AIM: The records below are to be repeated in full, exactly as they are.

SUPPLIED DATA:
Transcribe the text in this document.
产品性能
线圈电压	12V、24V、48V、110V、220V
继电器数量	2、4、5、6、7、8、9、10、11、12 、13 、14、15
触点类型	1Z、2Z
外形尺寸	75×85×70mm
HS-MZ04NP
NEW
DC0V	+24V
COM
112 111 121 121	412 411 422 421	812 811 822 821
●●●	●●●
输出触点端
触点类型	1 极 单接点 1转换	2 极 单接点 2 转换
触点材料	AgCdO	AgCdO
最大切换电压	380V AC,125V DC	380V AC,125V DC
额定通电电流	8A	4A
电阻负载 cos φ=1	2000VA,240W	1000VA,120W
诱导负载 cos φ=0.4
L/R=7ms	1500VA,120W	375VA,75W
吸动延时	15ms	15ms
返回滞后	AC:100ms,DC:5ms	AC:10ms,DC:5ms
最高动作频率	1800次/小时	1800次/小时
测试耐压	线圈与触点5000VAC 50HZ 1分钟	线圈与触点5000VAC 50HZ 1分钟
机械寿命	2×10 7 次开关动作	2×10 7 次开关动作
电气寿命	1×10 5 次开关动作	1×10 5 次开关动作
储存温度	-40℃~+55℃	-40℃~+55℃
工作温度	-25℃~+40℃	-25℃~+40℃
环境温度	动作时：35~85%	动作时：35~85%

PROBLEM SOLUTION:
Transcribe the text in this document.
产品性能
线圈电压	12V、24V、48V、110V、220V
继电器数量	2、4、5、6、7、8、9、10、11、12 、13 、14、15
触点类型	1Z、2Z
外形尺寸	75×85×70mm
HS-MZ04NP
NEW
DC0V	+24V
COM
112 111 121 121	412 411 422 421	812 811 822 821
●●●	●●●
输出触点端
触点类型	1 极 单接点 1转换	2 极 单接点 2 转换
触点材料	AgCdO	AgCdO
最大切换电压	380V AC,125V DC	380V AC,125V DC
额定通电电流	8A	4A
电阻负载 cos φ=1	2000VA,240W	1000VA,120W
诱导负载 cos φ=0.4
L/R=7ms	1500VA,120W	375VA,75W
吸动延时	15ms	15ms
返回滞后	AC:100ms,DC:5ms	AC:10ms,DC:5ms
最高动作频率	1800次/小时	1800次/小时
测试耐压	线圈与触点5000VAC 50HZ 1分钟	线圈与触点5000VAC 50HZ 1分钟
机械寿命	2×10 7 次开关动作	2×10 7 次开关动作
电气寿命	1×10 5 次开关动作	1×10 5 次开关动作
储存温度	-40℃~+55℃	-40℃~+55℃
工作温度	-25℃~+40℃	-25℃~+40℃
环境温度	动作时：35~85%	动作时：35~85%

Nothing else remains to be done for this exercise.